Looking at the listing, state how many of its lines contain the string "oxidation". Write only the number.

========

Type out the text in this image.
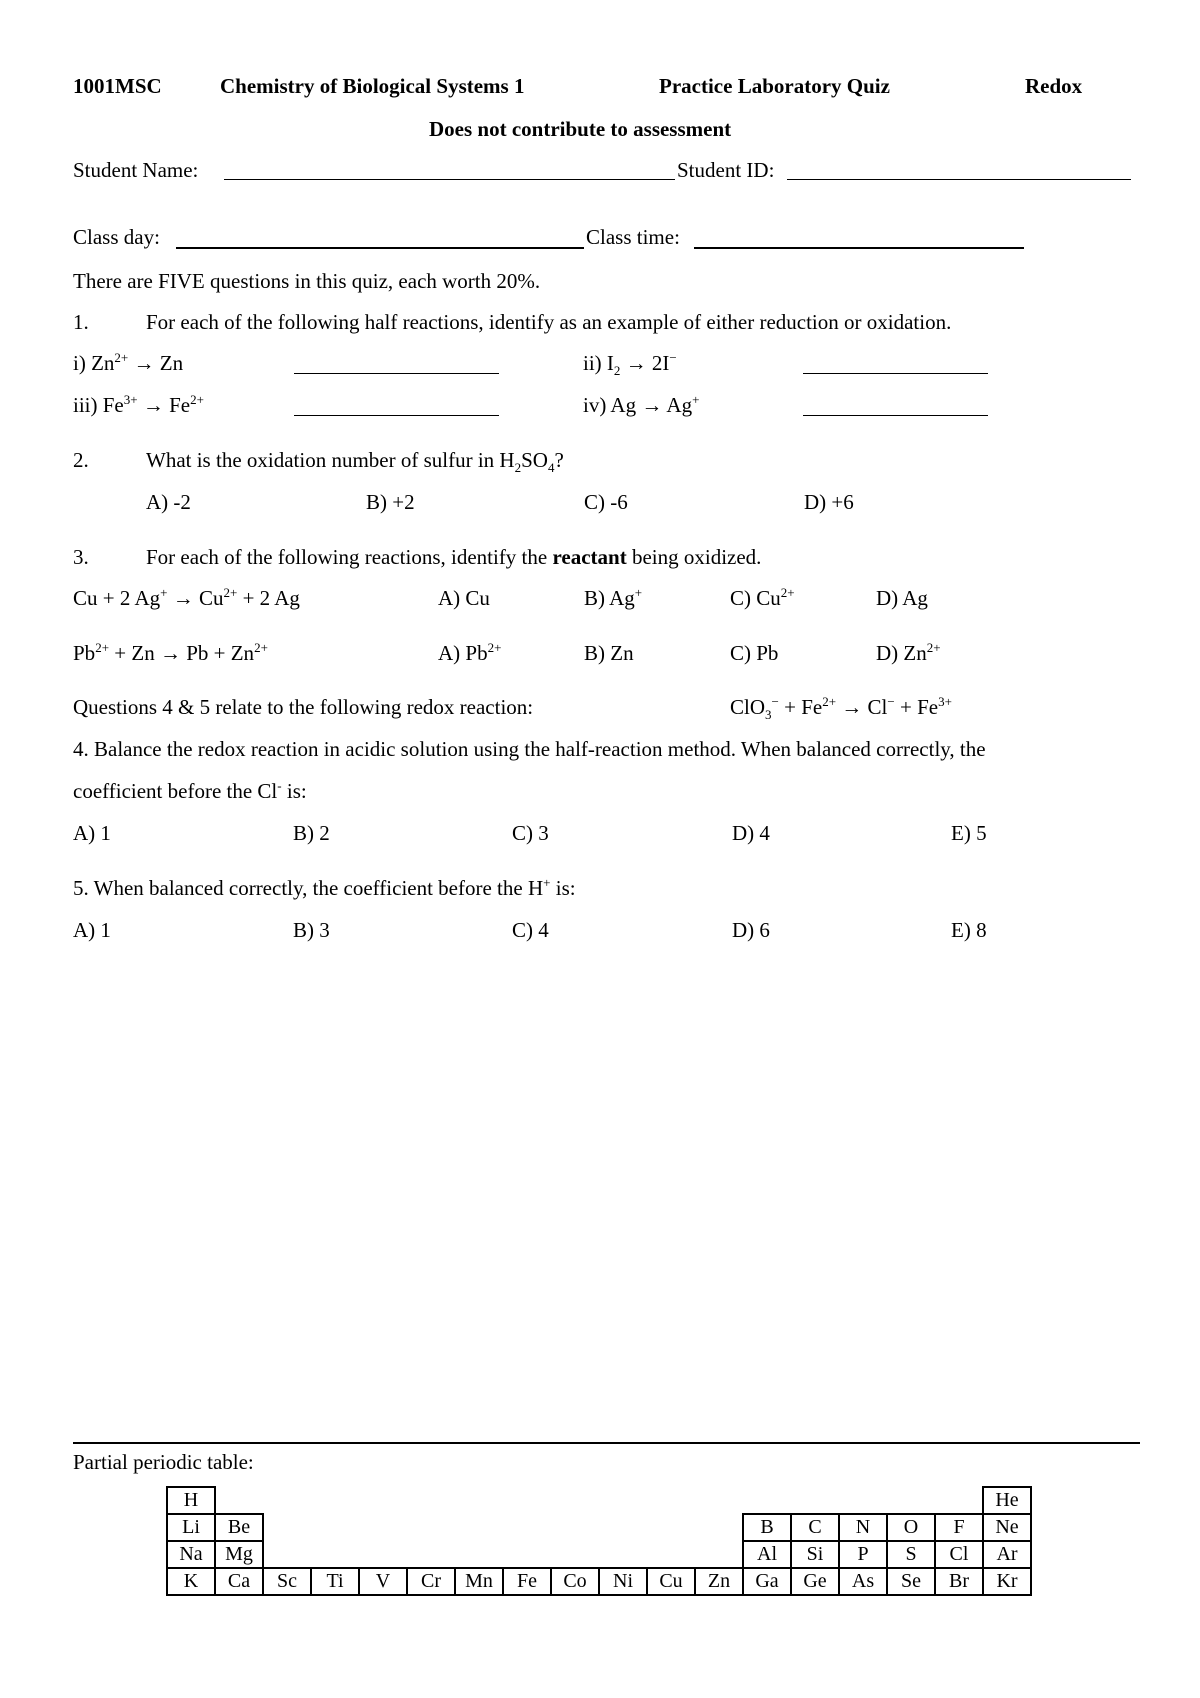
1001MSC	Chemistry of Biological Systems 1	Practice Laboratory Quiz	Redox
Does not contribute to assessment
Student Name:	Student ID:
Class day:	Class time:
There are FIVE questions in this quiz, each worth 20%.
1.	For each of the following half reactions, identify as an example of either reduction or oxidation.
i) $Zn^{2+} \to Zn$	ii) $I_2 \to 2I^-$
iii) $Fe^{3+} \to Fe^{2+}$	iv) Ag → Ag+
2.	What is the oxidation number of sulfur in $H_2SO_4$?
A) -2	B) +2	C) -6	D) +6
3.	For each of the following reactions, identify the reactant being oxidized.
Cu + 2 $Ag^+ \to Cu^{2+} + 2$ Ag	A) Cu	B) Ag+	C) $Cu^{2+}$	D) Ag
$Pb^{2+} + Zn \to Pb + Zn^{2+}$	A) $Pb^{2+}$	B) Zn	C) Pb	D) $Zn^{2+}$
Questions 4 & 5 relate to the following redox reaction:	$ClO_3^- + Fe^{2+} \to Cl^- + Fe^{3+}$
4. Balance the redox reaction in acidic solution using the half-reaction method. When balanced correctly, the
coefficient before the Cl- is:
A) 1	B) 2	C) 3	D) 4	E) 5
5. When balanced correctly, the coefficient before the H+ is:
A) 1	B) 3	C) 4	D) 6	E) 8
Partial periodic table:
H																	He
Li	Be											B	C	N	O	F	Ne
Na	Mg											Al	Si	P	S	Cl	Ar
K	Ca	Sc	Ti	V	Cr	Mn	Fe	Co	Ni	Cu	Zn	Ga	Ge	As	Se	Br	Kr
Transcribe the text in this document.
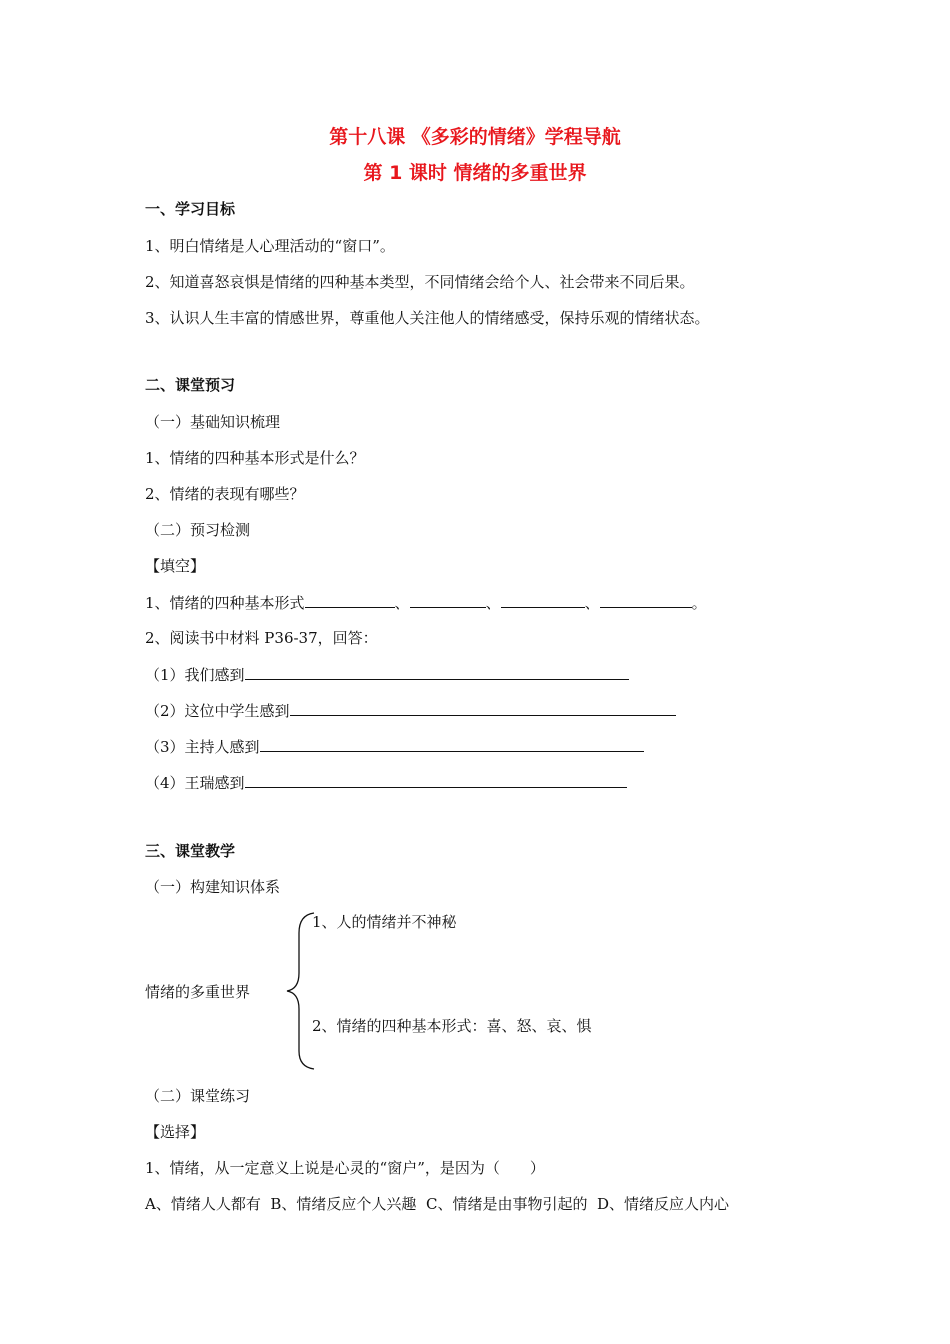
第十八课 《多彩的情绪》学程导航
第 1 课时 情绪的多重世界
一、学习目标
1、明白情绪是人心理活动的“窗口”。
2、知道喜怒哀惧是情绪的四种基本类型，不同情绪会给个人、社会带来不同后果。
3、认识人生丰富的情感世界，尊重他人关注他人的情绪感受，保持乐观的情绪状态。
二、课堂预习
（一）基础知识梳理
1、情绪的四种基本形式是什么？
2、情绪的表现有哪些？
（二）预习检测
【填空】
1、情绪的四种基本形式	、	、	、	。
2、阅读书中材料 P36-37，回答：
（1）我们感到
（2）这位中学生感到
（3）主持人感到
（4）王瑞感到
三、课堂教学
（一）构建知识体系
1、人的情绪并不神秘
情绪的多重世界
2、情绪的四种基本形式：喜、怒、哀、惧
（二）课堂练习
【选择】
1、情绪，从一定意义上说是心灵的“窗户”，是因为（　　）
A、情绪人人都有 B、情绪反应个人兴趣 C、情绪是由事物引起的 D、情绪反应人内心
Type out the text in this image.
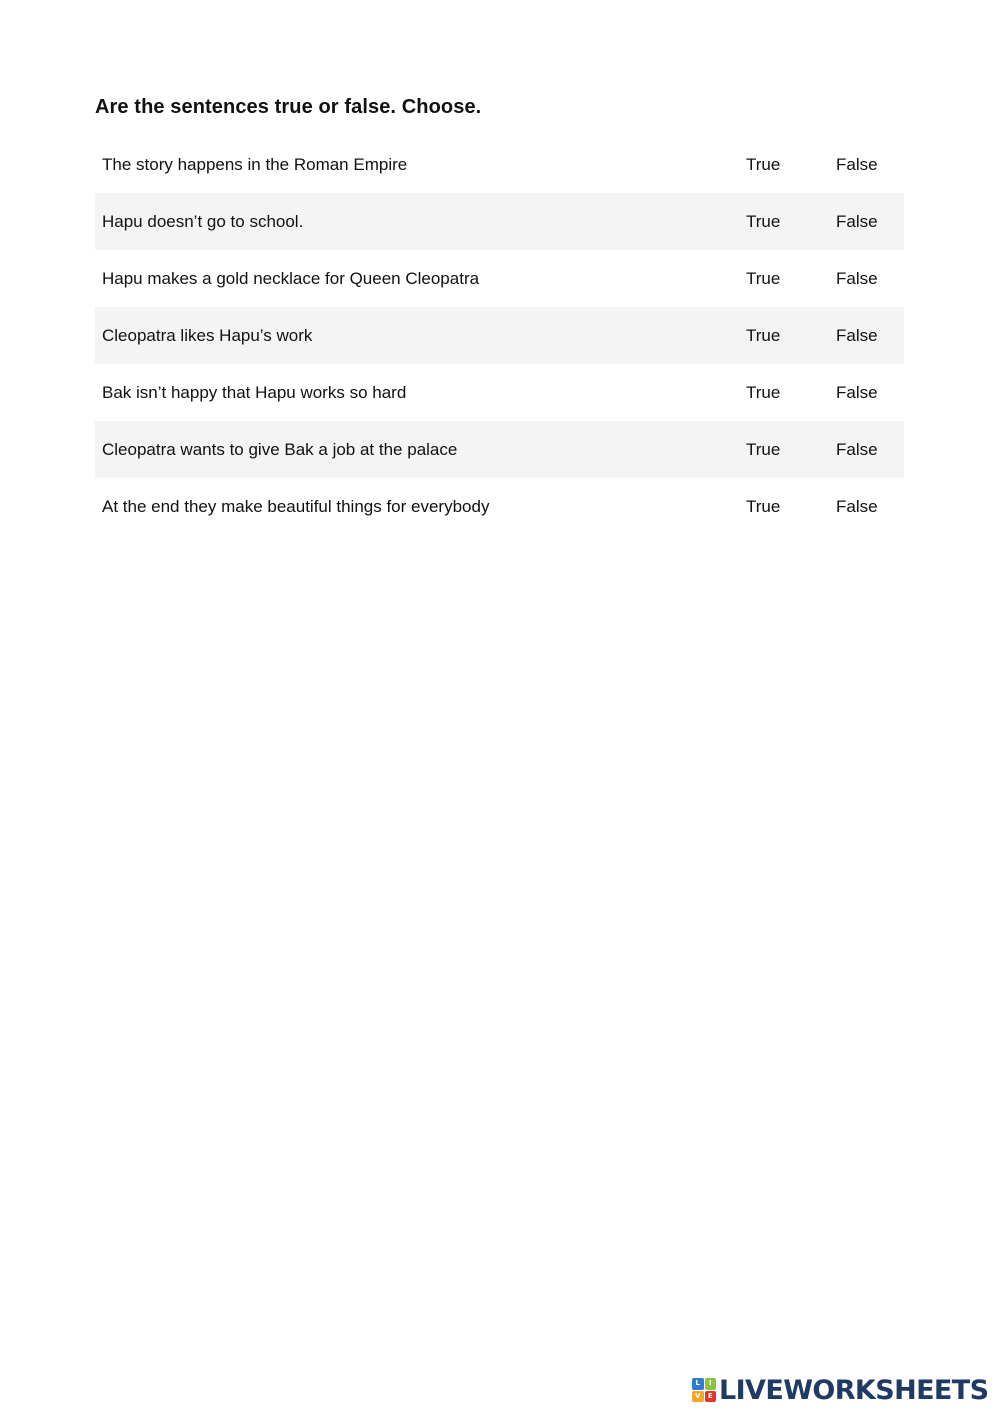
Are the sentences true or false. Choose.
The story happens in the Roman Empire	True	False
Hapu doesn’t go to school.	True	False
Hapu makes a gold necklace for Queen Cleopatra	True	False
Cleopatra likes Hapu’s work	True	False
Bak isn’t happy that Hapu works so hard	True	False
Cleopatra wants to give Bak a job at the palace	True	False
At the end they make beautiful things for everybody	True	False
L	I
V	E LIVEWORKSHEETS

========

THE RESULT: 2